What you will do
Lines that hold the word "text" should be located and copied.

%%

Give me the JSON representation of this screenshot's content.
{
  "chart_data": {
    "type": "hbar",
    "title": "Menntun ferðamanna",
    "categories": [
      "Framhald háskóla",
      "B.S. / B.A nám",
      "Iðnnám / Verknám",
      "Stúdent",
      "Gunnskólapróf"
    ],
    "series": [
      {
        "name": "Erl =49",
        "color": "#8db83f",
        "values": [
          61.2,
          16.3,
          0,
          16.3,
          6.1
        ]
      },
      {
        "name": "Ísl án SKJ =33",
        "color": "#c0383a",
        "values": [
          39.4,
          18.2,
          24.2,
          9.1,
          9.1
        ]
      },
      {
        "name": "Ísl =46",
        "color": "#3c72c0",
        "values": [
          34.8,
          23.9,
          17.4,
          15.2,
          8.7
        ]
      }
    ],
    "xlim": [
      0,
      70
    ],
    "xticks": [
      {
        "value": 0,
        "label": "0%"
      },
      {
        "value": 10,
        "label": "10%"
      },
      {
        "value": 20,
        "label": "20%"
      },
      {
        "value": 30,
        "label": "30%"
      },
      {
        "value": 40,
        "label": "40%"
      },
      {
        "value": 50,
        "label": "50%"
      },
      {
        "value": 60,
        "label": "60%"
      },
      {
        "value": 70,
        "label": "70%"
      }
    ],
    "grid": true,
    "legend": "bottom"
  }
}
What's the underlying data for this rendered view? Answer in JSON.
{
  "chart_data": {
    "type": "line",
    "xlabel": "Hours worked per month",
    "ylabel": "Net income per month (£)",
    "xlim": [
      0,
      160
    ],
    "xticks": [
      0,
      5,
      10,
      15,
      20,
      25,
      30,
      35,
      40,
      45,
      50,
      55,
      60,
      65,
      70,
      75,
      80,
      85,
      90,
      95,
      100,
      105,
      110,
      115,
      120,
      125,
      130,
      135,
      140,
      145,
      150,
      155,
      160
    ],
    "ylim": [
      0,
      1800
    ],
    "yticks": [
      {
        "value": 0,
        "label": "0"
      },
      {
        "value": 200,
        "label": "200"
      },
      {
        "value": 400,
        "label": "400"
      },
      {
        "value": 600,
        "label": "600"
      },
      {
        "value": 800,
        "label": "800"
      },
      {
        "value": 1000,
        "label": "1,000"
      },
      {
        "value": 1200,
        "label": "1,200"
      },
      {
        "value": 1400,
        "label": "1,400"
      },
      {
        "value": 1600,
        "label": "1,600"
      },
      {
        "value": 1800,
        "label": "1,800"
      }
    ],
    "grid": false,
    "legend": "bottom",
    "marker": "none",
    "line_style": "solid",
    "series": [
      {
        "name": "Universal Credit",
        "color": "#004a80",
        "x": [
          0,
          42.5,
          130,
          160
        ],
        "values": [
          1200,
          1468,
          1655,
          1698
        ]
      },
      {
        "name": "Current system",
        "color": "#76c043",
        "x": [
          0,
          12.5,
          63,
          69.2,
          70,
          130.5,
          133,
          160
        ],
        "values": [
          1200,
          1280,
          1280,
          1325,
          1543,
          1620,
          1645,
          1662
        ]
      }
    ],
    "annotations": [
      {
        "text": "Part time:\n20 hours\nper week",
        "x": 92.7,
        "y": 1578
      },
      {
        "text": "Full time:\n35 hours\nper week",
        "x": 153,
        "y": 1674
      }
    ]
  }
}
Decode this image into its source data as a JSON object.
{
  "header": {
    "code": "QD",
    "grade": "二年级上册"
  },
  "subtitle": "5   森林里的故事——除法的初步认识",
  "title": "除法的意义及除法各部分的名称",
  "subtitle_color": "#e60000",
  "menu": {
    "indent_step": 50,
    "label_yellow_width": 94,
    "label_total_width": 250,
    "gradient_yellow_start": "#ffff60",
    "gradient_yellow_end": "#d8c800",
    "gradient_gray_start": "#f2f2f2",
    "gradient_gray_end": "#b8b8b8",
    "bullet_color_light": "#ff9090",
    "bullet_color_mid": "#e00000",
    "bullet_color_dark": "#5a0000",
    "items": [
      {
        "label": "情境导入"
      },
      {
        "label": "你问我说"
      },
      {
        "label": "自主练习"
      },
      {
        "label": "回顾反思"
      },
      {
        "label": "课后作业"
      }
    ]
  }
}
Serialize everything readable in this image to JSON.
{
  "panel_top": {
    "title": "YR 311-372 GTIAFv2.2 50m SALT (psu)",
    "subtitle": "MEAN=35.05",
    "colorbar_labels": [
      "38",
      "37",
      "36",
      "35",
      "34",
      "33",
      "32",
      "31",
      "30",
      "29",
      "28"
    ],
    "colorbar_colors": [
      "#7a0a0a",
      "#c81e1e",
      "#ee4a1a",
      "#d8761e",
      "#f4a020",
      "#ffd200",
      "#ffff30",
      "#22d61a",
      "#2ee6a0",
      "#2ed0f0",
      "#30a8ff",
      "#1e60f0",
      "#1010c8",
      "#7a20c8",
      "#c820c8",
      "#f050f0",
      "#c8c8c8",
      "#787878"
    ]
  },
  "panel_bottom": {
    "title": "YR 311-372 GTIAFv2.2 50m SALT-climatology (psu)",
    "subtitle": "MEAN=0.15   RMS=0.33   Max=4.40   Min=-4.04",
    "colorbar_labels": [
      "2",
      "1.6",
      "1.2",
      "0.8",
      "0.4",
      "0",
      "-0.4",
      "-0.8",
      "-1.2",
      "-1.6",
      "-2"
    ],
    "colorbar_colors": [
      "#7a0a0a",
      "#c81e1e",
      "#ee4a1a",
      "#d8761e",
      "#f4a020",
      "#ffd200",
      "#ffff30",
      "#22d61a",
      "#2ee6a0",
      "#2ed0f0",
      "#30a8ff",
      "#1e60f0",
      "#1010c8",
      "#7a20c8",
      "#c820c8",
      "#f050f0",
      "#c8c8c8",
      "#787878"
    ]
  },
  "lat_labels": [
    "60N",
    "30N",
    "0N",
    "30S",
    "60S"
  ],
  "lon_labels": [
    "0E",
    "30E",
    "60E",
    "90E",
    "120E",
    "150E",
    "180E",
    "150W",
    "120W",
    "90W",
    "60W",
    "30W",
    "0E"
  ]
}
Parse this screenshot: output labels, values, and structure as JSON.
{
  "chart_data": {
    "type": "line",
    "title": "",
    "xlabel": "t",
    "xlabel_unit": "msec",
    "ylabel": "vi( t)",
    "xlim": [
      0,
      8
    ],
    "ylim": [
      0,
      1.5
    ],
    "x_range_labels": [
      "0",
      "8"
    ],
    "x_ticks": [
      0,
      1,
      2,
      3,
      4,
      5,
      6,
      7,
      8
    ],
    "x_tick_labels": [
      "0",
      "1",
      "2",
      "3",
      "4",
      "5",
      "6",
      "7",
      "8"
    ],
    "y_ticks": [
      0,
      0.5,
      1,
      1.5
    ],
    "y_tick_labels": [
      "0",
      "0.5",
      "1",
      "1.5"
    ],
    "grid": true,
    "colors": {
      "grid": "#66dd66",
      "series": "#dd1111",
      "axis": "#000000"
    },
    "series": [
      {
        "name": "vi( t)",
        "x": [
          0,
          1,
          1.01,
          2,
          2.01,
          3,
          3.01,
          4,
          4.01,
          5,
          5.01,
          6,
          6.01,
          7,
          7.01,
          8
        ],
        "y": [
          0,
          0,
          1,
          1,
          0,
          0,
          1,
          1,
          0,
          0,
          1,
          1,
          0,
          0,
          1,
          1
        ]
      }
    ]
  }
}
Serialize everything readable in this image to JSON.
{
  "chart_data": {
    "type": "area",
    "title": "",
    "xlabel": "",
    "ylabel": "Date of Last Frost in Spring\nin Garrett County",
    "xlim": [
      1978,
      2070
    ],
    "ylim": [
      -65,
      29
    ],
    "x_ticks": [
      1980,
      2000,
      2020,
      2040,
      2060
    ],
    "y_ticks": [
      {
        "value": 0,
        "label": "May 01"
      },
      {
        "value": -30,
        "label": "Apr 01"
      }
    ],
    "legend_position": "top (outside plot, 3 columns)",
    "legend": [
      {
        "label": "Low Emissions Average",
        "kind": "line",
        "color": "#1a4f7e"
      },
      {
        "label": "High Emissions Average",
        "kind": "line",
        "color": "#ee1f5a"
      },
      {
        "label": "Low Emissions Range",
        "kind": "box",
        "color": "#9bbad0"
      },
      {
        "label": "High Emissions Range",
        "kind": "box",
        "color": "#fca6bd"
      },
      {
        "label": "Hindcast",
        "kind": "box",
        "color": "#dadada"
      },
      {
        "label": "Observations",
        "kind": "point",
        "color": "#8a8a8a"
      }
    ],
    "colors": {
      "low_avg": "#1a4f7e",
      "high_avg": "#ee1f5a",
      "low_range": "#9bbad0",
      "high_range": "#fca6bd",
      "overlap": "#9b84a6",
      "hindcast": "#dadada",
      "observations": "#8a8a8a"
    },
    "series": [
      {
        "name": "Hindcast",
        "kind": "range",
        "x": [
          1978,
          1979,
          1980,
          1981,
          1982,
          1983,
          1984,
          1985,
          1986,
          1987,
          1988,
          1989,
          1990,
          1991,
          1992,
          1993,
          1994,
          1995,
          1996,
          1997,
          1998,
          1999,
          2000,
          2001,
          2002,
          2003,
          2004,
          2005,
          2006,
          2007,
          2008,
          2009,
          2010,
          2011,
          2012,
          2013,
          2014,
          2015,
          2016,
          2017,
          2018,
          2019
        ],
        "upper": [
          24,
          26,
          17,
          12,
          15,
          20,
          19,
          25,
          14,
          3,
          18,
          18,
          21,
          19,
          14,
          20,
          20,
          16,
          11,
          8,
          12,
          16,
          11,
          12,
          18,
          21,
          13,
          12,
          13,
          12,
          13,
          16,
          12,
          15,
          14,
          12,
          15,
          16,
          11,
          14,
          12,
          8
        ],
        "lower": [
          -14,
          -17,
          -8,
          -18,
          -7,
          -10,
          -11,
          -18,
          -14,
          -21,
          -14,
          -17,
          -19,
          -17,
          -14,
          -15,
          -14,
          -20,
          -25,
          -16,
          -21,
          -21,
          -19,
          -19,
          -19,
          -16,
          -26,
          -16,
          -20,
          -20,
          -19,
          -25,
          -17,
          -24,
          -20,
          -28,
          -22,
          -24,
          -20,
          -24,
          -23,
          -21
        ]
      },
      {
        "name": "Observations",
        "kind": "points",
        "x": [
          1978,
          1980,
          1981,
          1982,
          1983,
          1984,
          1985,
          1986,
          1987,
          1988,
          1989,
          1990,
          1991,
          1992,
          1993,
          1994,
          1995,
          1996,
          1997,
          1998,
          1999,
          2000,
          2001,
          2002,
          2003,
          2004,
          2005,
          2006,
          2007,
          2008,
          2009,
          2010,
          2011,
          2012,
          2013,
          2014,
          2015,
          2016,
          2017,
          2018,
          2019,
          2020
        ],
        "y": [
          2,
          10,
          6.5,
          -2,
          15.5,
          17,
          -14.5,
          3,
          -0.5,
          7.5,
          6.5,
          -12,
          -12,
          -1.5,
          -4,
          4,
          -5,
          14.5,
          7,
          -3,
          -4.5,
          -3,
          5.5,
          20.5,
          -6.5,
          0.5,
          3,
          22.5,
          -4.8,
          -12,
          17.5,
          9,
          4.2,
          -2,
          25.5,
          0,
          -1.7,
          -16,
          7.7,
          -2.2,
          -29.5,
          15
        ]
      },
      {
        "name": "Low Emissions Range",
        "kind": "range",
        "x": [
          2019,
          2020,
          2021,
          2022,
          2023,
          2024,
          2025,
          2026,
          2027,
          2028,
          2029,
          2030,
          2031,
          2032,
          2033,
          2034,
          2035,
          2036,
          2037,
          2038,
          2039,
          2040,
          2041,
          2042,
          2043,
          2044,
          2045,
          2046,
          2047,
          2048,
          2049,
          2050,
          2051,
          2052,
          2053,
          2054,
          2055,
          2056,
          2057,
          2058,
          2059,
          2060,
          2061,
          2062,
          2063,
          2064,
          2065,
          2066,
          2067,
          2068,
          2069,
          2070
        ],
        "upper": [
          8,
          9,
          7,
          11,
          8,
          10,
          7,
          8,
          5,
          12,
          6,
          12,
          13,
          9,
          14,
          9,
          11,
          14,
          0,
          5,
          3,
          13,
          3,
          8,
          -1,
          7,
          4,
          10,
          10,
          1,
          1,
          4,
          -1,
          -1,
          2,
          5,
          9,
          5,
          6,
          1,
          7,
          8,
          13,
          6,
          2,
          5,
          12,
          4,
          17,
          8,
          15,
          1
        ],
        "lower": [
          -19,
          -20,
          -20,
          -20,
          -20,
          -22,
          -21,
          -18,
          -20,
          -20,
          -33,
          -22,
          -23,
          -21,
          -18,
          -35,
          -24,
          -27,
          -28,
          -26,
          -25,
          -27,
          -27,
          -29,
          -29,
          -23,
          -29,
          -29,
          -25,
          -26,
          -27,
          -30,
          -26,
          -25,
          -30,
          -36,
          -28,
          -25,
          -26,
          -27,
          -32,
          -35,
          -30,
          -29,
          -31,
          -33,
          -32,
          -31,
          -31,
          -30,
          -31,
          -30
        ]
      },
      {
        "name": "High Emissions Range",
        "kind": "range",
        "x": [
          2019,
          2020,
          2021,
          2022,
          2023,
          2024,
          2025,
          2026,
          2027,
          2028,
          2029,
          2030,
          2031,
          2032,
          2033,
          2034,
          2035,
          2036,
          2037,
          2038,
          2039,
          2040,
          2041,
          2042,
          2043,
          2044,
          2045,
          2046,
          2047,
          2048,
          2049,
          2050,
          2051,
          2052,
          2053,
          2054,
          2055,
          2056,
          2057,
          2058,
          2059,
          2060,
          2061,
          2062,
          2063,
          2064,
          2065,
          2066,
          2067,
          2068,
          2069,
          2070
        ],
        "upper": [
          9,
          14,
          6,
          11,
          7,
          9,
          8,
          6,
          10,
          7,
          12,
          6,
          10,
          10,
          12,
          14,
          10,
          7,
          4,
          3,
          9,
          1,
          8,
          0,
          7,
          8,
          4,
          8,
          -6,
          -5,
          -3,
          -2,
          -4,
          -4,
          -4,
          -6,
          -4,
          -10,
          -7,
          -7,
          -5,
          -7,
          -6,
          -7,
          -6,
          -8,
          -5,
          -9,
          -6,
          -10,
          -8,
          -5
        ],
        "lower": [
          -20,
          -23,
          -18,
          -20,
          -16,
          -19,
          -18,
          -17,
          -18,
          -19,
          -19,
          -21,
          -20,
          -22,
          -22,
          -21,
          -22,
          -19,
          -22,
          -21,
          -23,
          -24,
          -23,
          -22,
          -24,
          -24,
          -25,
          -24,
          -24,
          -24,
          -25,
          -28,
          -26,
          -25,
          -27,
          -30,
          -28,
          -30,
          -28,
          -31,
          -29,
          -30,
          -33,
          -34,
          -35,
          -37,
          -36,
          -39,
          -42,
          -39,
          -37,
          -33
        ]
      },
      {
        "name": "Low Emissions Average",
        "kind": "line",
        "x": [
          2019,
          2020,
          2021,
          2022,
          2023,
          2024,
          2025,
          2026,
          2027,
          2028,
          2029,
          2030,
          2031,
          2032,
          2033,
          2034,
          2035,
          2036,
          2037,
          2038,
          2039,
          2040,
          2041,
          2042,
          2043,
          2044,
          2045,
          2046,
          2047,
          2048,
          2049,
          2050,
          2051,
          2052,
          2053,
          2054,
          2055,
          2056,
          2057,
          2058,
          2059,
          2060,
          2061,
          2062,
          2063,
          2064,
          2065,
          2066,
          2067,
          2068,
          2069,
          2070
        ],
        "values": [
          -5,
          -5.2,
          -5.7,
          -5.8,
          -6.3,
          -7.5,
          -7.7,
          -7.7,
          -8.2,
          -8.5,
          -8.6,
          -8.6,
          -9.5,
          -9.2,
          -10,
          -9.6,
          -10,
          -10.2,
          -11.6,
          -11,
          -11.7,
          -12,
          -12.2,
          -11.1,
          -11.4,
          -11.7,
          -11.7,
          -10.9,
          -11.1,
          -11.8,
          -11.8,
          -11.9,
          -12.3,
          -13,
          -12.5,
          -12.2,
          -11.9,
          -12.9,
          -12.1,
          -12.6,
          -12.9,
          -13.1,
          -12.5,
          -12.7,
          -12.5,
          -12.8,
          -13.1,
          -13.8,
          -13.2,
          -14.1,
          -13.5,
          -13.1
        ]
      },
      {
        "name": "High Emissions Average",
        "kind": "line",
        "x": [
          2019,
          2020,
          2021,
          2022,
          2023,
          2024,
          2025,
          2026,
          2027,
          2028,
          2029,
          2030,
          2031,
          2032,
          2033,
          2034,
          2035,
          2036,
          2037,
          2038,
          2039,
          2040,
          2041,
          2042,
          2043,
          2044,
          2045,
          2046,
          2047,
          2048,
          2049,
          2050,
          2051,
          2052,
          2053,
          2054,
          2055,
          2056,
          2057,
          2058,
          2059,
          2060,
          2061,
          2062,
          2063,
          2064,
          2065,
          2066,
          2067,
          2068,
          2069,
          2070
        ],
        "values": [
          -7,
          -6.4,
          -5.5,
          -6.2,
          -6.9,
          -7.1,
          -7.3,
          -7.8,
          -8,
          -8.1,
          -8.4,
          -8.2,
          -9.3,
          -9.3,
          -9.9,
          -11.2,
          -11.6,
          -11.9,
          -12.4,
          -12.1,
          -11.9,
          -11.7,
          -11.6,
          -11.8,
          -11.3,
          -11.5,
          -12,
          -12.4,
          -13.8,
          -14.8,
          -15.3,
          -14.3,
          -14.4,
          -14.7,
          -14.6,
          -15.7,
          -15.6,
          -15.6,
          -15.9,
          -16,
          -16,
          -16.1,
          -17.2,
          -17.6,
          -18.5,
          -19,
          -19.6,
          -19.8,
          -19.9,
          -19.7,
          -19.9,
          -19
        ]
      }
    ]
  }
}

%%

Answer below
        "text": "Part time:\n20 hours\nper week",
        "text": "Full time:\n35 hours\nper week",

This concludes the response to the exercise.